WHAT YOU ARE ASKED TO DO: Find the string "лицом" in the entries and copy each line that has it.

**** MATERIAL FOR THIS TASK

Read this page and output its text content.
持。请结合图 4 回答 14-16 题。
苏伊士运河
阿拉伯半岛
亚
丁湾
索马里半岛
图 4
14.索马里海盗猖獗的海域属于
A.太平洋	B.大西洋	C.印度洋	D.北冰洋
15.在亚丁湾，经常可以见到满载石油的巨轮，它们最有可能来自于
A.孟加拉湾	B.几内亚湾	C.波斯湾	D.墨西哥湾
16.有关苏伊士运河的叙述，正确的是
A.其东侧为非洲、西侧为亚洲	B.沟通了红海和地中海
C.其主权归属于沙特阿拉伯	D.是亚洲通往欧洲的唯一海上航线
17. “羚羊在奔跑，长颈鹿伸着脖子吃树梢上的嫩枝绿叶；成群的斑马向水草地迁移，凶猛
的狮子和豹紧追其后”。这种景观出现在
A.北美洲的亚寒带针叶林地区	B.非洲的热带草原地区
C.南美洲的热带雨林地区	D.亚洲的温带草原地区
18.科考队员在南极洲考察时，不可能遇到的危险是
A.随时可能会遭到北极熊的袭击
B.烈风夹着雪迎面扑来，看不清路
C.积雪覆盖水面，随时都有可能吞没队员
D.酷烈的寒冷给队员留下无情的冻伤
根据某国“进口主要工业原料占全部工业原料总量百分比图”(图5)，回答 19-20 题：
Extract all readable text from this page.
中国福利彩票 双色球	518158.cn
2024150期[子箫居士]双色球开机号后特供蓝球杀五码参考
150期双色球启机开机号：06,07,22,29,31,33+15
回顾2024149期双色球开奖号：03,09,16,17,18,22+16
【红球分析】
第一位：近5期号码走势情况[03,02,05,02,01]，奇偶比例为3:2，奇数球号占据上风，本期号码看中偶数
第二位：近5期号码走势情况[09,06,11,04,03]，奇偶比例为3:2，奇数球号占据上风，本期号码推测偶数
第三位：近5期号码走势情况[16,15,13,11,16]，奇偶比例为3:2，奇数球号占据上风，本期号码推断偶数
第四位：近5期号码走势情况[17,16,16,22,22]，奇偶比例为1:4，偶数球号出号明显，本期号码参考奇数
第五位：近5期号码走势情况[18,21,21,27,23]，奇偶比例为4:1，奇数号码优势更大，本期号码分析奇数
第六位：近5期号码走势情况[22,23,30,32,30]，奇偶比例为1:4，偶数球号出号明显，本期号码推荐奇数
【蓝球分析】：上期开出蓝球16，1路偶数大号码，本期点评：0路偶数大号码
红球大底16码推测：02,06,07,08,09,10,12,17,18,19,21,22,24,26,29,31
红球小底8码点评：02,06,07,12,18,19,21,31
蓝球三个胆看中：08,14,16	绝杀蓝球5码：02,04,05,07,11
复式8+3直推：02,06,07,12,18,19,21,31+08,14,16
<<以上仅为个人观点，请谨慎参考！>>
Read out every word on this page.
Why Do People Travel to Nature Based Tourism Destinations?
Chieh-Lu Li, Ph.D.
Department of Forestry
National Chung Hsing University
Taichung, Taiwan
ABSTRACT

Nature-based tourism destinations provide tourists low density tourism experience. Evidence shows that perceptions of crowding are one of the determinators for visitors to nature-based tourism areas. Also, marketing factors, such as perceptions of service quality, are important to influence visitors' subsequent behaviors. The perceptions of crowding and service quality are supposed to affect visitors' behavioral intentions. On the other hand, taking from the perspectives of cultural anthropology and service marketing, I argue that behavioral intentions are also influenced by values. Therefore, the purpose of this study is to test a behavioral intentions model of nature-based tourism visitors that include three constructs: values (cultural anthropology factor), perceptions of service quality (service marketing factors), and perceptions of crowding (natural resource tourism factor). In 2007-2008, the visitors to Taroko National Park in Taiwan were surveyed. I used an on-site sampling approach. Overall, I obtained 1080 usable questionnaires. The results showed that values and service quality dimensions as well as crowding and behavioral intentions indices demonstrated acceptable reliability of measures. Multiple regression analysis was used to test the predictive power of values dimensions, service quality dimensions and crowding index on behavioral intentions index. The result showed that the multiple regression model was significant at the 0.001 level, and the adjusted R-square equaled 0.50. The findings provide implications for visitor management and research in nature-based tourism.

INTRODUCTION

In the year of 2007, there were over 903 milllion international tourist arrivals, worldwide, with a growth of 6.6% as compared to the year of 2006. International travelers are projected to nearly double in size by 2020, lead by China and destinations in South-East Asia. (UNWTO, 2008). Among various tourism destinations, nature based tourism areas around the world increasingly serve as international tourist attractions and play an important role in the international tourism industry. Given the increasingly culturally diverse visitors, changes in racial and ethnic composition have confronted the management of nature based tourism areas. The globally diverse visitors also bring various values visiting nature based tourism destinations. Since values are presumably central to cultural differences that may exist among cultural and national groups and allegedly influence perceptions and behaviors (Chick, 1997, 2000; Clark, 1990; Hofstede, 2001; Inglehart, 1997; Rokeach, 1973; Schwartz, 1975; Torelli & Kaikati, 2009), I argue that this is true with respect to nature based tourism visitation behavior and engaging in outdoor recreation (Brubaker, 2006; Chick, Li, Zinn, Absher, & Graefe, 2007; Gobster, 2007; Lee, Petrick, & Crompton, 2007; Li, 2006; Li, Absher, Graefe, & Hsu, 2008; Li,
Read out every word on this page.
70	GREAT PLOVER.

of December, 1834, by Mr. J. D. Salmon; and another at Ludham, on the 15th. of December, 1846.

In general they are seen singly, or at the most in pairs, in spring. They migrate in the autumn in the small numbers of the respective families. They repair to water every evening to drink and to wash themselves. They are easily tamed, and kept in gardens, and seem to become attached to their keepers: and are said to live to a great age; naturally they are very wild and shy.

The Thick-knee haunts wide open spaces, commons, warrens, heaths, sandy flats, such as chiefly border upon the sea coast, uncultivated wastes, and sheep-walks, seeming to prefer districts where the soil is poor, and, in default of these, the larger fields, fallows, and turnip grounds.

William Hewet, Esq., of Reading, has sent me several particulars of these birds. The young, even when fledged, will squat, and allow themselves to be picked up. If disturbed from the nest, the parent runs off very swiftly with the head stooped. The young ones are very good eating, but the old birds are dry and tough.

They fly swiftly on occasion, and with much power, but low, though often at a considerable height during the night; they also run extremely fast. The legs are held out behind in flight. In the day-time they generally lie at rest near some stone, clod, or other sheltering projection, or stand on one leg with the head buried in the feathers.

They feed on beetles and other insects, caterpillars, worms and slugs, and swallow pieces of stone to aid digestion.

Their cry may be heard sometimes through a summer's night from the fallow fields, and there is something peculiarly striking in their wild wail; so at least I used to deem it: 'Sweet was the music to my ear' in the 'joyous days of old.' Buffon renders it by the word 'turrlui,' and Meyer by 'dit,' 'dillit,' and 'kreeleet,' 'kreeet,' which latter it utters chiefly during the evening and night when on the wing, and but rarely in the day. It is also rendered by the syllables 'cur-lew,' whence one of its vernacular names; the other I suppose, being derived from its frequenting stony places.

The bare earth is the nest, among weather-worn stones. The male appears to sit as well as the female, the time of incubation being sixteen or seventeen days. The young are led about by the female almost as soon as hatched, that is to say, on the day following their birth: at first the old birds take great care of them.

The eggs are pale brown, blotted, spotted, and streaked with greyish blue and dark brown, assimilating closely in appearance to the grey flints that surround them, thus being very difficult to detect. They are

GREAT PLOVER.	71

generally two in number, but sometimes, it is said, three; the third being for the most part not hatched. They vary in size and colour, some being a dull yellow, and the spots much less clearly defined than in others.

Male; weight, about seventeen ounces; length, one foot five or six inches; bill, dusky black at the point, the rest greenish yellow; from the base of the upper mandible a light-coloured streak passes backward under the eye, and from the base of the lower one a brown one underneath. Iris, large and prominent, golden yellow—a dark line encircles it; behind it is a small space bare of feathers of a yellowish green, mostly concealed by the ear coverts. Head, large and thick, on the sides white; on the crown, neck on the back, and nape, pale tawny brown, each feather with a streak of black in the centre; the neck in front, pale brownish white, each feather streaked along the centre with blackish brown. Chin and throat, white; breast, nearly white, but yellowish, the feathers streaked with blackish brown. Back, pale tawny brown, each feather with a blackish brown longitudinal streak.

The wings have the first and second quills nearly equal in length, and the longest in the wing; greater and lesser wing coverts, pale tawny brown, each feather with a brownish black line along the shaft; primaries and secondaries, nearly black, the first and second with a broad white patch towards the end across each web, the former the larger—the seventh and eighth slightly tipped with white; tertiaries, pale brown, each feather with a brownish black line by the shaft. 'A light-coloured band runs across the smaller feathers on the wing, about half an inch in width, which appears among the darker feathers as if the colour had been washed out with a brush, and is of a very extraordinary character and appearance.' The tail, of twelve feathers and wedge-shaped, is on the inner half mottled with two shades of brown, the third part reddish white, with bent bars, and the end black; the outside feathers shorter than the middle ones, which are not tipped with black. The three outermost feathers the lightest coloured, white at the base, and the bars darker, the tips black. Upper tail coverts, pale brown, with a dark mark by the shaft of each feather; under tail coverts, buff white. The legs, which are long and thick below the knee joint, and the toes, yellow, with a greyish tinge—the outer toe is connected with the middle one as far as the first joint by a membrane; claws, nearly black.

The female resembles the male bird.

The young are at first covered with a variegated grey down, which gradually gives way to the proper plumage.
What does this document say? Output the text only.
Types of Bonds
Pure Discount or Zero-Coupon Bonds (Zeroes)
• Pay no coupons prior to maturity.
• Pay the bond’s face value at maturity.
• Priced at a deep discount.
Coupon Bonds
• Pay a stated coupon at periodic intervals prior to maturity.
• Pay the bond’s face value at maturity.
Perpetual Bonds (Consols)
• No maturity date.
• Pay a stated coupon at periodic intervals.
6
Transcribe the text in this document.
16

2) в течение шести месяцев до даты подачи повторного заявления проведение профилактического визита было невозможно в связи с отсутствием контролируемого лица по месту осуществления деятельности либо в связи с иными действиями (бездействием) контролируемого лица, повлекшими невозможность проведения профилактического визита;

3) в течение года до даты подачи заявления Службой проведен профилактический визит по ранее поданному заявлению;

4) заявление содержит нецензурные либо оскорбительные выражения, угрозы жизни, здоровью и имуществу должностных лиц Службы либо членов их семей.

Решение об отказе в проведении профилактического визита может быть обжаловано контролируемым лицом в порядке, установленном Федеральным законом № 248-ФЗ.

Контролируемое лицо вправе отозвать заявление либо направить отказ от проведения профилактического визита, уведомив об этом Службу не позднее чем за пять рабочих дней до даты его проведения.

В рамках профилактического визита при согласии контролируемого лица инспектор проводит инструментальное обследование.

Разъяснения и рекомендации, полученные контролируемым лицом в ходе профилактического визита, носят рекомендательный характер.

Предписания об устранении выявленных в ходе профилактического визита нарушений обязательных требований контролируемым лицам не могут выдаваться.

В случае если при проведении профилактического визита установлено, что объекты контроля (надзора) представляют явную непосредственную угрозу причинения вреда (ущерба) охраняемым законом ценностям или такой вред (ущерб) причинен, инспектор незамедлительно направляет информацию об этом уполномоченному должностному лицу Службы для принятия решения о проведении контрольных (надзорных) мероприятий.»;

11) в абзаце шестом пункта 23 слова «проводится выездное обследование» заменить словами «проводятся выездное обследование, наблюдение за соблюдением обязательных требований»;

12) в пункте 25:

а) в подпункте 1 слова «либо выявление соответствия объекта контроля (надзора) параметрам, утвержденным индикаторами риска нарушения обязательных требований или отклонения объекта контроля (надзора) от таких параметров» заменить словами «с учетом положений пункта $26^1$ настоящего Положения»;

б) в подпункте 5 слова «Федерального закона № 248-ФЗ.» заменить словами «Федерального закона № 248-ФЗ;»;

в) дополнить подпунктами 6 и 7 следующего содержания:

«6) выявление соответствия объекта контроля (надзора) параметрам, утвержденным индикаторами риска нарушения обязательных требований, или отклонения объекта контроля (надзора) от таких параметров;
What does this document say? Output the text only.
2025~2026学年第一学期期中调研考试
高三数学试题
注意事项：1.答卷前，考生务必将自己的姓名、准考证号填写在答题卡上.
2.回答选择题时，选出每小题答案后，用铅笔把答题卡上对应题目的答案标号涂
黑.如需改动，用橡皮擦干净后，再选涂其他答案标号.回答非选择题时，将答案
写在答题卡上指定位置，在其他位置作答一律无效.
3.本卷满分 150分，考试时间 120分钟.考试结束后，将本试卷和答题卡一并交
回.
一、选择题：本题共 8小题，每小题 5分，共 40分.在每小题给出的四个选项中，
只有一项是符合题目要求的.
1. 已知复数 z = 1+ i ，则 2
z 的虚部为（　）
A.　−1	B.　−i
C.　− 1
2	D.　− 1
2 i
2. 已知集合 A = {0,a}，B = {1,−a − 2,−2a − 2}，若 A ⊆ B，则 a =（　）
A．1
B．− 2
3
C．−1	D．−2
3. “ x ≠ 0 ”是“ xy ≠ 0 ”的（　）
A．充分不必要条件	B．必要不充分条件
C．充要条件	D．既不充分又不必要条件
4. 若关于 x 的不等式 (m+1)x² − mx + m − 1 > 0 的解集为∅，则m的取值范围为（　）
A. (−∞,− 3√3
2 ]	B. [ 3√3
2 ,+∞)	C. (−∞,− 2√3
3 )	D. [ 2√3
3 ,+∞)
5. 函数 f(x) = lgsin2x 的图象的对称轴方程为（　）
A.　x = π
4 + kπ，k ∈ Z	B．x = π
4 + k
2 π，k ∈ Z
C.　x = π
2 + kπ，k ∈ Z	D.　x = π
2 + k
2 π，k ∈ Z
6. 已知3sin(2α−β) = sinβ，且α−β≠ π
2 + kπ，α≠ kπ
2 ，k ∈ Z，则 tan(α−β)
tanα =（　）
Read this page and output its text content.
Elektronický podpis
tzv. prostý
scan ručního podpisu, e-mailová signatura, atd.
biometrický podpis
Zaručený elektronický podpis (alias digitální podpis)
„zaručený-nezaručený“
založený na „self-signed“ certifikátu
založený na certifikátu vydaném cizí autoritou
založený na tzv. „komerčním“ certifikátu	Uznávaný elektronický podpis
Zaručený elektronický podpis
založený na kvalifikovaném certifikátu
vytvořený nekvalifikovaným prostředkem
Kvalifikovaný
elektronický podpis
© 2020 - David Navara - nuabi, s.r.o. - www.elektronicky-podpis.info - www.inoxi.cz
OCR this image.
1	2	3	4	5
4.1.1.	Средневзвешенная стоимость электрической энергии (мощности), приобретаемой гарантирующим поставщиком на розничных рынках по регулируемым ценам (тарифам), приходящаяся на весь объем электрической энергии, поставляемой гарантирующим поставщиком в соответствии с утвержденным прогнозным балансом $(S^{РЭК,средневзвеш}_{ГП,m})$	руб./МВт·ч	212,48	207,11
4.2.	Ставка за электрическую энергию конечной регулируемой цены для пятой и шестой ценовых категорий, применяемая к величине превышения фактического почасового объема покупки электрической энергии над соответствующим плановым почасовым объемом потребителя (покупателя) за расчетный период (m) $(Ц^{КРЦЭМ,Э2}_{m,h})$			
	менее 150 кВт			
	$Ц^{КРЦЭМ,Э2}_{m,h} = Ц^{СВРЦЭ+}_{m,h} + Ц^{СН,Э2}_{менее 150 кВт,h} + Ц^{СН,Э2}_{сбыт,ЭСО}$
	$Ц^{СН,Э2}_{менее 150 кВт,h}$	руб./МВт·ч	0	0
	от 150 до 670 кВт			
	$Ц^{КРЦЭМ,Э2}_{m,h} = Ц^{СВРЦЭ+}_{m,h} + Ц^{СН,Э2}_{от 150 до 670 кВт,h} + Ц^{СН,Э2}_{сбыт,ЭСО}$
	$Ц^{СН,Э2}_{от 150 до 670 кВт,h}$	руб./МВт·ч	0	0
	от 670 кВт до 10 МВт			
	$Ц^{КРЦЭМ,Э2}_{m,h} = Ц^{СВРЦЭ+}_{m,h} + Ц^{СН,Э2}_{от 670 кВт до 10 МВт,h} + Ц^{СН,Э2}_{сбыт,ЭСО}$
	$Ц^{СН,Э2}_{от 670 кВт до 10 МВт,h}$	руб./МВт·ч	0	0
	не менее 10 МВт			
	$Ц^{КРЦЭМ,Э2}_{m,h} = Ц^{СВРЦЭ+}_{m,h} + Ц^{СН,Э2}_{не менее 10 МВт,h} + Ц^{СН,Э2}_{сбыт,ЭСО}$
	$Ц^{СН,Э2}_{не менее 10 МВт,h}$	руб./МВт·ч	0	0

********

OUTPUT:
Решение об отказе в проведении профилактического визита может быть обжаловано контролируемым лицом в порядке, установленном Федеральным законом № 248-ФЗ.
Разъяснения и рекомендации, полученные контролируемым лицом в ходе профилактического визита, носят рекомендательный характер.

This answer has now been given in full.